SHORT EXERCISE: Count the lines below that contain the word "this", and reply with only that number.

[Data entries]
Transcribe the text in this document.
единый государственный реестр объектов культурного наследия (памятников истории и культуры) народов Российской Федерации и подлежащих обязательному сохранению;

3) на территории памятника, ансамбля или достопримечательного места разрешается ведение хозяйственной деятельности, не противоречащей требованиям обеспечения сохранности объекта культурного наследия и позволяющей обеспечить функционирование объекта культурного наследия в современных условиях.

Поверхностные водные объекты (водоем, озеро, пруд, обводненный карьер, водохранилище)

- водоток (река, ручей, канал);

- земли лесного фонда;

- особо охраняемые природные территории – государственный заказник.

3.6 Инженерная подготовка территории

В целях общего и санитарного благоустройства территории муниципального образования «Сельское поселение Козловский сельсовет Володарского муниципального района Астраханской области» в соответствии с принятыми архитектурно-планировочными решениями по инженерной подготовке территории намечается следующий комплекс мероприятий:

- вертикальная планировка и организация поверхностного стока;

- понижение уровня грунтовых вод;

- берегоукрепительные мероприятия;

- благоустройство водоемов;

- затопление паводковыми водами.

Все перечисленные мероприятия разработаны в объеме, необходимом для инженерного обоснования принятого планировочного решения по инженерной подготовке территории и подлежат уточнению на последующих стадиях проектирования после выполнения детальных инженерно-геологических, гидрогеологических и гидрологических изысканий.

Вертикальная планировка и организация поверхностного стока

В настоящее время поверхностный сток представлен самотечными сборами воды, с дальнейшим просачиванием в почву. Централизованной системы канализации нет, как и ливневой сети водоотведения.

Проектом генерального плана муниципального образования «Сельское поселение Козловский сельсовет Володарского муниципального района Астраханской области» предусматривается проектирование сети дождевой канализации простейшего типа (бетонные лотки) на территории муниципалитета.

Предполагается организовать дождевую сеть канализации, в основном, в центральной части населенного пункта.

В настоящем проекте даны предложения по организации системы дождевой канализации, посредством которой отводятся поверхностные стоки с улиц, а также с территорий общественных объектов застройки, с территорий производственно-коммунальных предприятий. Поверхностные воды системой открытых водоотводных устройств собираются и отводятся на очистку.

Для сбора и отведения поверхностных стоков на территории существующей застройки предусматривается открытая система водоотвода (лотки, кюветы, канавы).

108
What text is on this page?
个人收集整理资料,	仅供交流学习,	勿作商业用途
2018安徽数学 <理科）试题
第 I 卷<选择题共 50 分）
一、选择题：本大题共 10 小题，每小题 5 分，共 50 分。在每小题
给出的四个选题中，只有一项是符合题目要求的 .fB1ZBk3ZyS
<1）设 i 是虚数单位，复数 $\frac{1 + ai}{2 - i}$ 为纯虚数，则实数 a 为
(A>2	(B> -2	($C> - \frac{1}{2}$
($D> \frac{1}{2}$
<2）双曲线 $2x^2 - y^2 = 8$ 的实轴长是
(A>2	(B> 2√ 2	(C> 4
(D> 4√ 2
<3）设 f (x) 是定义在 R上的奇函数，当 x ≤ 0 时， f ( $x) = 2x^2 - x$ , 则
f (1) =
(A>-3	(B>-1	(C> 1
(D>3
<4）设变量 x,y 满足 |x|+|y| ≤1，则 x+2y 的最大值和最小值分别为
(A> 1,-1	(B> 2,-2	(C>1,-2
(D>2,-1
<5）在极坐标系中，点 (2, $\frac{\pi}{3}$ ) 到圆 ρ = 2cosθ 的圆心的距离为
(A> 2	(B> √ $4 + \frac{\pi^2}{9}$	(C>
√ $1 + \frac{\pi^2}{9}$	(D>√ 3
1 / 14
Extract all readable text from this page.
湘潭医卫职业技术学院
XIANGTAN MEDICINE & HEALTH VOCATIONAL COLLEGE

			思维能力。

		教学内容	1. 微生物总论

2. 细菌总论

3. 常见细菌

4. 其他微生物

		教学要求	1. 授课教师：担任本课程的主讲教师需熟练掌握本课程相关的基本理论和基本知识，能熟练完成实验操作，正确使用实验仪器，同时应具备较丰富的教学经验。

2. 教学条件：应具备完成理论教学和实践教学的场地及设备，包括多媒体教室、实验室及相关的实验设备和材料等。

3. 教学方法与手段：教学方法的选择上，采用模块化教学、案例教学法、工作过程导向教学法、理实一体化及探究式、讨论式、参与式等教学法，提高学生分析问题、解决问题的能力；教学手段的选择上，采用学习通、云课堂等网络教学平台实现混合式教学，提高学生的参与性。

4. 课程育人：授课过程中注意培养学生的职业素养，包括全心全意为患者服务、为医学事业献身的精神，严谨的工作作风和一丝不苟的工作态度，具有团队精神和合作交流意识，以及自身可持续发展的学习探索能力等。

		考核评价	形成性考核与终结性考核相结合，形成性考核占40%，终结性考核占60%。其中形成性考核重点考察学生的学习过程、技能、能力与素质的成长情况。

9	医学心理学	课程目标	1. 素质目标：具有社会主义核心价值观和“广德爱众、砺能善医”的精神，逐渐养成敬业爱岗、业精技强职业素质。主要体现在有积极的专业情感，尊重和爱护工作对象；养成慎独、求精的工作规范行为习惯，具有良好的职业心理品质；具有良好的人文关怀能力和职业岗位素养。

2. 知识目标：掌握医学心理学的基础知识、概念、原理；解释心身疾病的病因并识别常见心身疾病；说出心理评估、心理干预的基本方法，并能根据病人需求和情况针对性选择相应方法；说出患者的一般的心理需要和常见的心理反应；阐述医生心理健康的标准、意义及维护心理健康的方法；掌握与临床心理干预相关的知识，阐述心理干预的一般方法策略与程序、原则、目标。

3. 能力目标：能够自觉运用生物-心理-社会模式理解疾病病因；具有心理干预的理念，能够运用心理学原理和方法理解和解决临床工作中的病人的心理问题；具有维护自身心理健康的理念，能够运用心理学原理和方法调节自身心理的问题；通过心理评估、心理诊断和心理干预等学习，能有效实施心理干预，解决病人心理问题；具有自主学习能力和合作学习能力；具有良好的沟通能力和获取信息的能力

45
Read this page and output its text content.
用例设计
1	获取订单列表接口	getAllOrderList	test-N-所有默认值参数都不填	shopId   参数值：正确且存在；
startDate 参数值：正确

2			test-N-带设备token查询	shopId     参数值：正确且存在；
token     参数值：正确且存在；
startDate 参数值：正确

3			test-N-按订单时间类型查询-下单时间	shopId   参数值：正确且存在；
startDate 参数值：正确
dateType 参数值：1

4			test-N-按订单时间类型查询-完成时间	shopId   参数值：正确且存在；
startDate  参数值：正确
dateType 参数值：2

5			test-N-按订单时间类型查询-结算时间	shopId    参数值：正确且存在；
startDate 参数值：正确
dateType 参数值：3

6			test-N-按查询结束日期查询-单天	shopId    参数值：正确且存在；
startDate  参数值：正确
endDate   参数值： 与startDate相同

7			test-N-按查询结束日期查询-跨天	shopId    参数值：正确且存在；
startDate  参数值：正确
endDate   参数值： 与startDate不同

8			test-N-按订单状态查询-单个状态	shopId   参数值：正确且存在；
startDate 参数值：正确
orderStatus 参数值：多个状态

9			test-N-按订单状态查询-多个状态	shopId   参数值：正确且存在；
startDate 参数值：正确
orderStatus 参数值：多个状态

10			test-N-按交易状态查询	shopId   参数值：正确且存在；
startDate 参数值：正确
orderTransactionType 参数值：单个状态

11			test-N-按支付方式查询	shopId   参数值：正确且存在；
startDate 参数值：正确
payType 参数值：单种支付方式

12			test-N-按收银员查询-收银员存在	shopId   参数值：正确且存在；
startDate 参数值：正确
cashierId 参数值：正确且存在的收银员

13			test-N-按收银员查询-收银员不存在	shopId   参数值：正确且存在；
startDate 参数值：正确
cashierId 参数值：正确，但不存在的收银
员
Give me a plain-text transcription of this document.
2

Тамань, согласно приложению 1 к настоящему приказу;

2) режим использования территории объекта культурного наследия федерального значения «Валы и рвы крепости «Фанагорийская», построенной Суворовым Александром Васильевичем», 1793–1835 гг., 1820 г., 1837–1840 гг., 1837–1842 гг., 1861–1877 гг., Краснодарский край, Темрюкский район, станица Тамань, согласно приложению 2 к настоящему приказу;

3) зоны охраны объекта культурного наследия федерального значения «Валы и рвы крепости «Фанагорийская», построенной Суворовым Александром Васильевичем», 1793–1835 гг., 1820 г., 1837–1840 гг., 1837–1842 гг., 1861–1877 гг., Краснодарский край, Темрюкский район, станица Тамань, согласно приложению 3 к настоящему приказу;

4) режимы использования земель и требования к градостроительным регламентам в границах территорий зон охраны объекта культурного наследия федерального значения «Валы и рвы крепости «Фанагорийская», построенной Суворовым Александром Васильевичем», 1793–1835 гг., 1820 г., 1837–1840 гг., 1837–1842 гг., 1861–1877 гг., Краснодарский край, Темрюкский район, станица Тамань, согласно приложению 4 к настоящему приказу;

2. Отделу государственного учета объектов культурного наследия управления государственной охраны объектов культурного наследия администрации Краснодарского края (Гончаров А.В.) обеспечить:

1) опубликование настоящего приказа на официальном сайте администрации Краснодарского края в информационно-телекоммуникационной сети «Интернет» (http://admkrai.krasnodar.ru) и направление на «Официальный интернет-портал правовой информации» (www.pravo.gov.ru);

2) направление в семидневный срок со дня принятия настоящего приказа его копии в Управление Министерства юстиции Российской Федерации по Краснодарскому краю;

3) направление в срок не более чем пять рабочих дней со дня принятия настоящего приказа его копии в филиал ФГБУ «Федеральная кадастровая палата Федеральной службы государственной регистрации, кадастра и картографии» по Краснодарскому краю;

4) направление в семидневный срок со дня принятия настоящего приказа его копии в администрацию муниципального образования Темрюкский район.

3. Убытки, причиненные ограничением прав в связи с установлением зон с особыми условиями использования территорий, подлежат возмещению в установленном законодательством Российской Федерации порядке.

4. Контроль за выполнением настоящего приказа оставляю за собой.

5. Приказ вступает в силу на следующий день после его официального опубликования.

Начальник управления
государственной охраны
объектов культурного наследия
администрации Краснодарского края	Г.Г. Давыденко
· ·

ANSWER IN FULL: 5